─── DATA PROVIDED ───

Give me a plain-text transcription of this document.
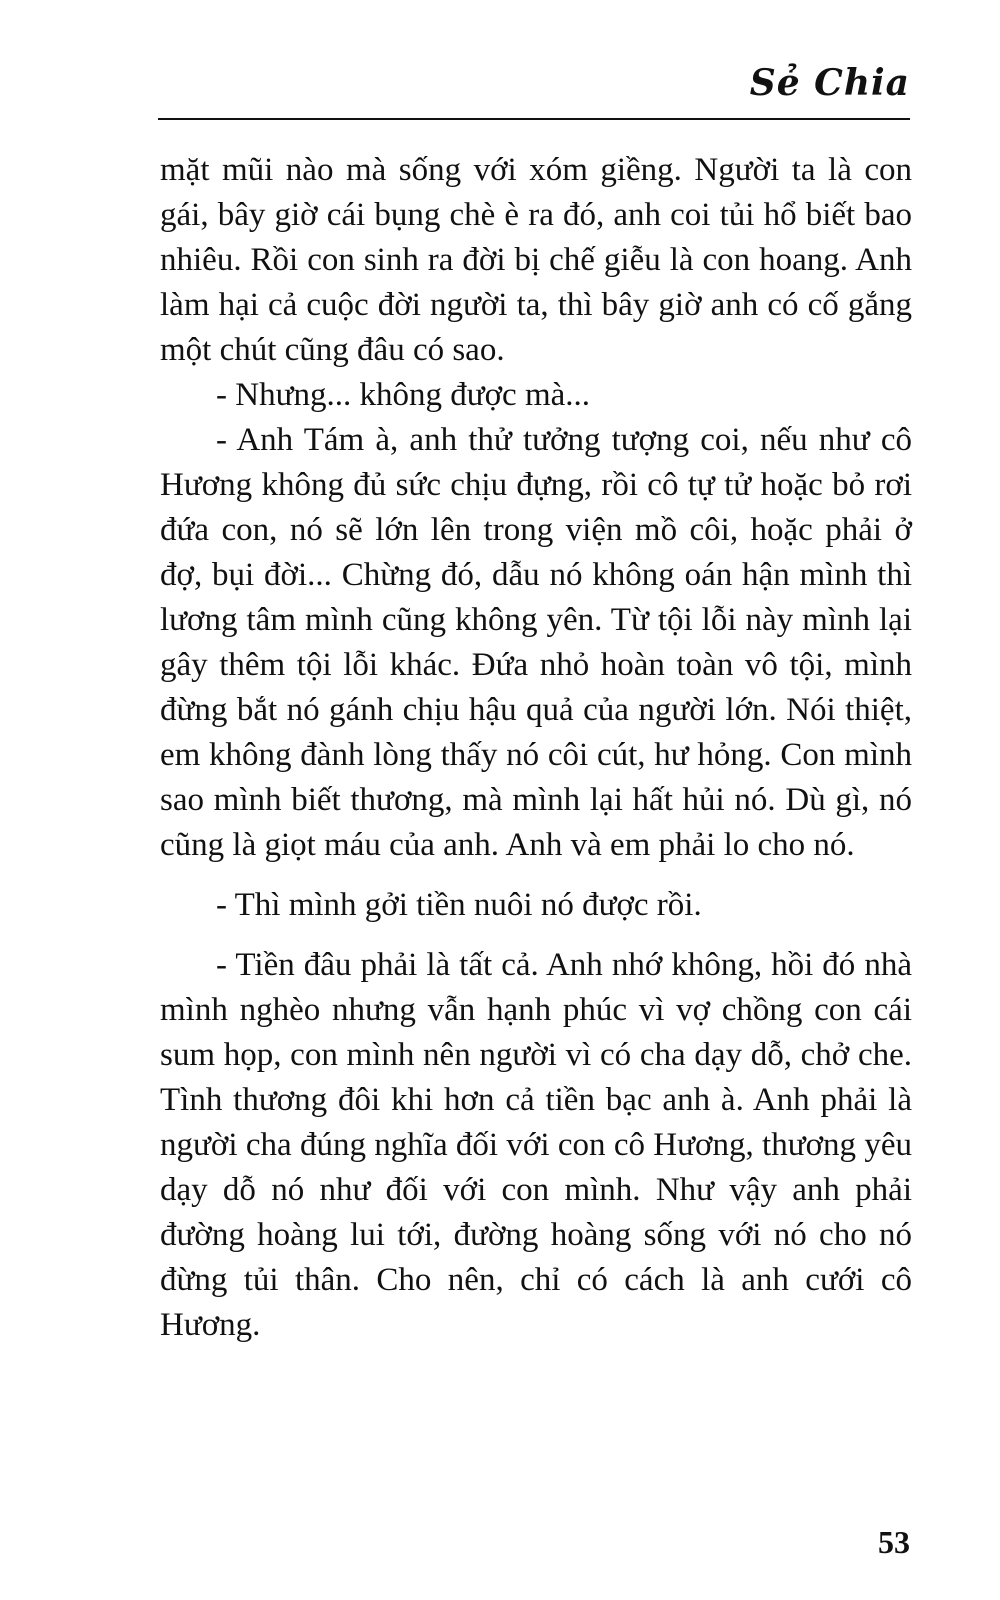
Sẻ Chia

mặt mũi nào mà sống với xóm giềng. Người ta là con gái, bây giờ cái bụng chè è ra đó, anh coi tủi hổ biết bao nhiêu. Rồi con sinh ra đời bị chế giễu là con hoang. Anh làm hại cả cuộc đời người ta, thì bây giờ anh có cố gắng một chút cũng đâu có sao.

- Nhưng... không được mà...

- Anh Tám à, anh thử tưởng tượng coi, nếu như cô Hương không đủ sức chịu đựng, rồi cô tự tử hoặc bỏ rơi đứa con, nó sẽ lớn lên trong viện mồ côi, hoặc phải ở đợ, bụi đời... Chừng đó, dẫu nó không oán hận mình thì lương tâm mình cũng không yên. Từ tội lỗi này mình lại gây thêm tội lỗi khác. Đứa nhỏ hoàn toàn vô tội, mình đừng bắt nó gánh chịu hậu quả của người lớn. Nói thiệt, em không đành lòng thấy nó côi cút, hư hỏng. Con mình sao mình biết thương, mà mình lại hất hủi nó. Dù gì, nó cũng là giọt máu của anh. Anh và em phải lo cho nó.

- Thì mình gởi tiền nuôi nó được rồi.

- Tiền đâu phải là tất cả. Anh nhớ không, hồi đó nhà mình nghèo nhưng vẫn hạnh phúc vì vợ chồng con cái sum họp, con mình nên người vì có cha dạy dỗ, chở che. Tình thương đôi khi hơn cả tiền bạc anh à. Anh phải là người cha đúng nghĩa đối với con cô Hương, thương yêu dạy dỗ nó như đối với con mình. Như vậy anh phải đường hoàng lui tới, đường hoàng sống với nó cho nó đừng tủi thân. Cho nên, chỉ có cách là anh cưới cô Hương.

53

───
─── DATA PROVIDED ───

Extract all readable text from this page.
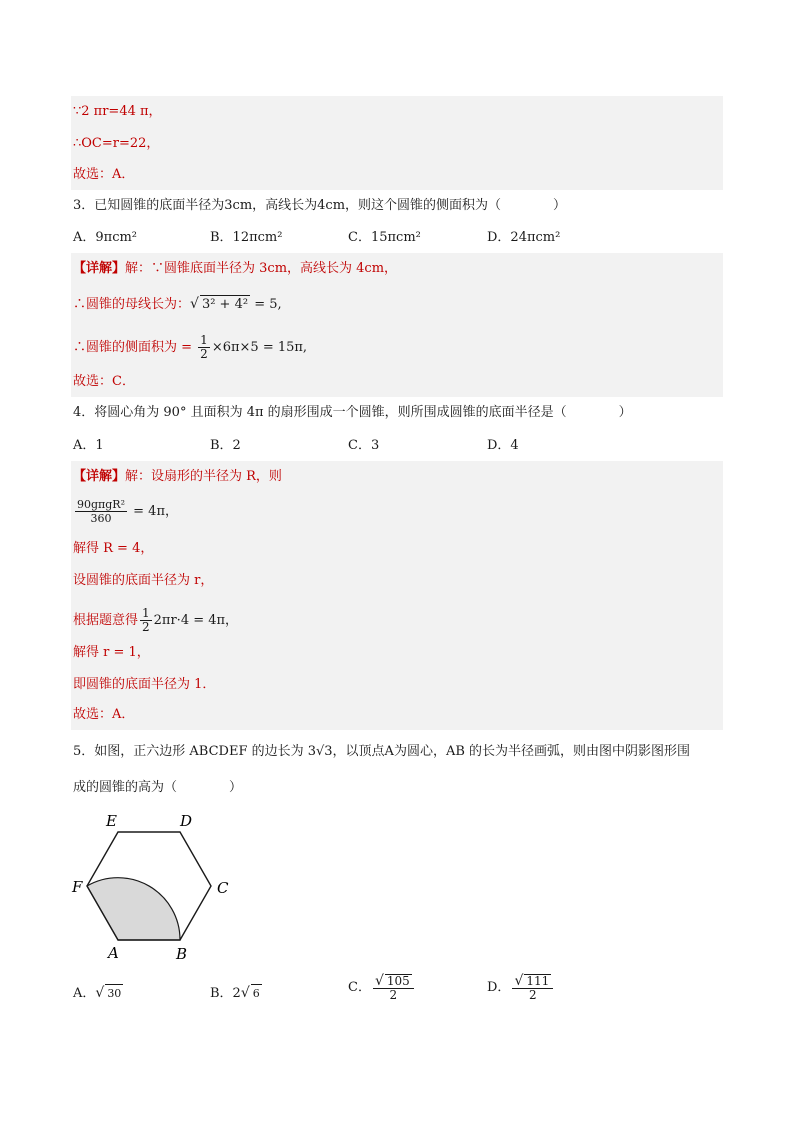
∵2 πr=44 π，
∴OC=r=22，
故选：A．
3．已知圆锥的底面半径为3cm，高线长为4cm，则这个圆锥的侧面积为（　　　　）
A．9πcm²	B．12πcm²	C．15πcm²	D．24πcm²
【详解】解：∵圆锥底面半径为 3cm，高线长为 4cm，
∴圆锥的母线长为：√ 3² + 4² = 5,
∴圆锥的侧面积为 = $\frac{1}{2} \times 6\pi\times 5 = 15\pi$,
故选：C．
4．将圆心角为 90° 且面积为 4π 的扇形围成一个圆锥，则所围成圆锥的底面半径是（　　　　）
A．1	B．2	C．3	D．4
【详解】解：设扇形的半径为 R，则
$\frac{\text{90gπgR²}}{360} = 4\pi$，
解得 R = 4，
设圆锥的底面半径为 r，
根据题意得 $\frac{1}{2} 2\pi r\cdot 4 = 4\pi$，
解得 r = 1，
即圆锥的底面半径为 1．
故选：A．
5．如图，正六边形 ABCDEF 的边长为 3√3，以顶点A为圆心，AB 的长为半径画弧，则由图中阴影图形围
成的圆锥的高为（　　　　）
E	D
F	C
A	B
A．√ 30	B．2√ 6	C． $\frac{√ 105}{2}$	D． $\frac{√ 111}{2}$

───

# [WRITTEN REQUEST]
What is the number of lines above that contain the string "phải"? Answer with the number alone.

# [RESULT OF THE EXERCISE]
2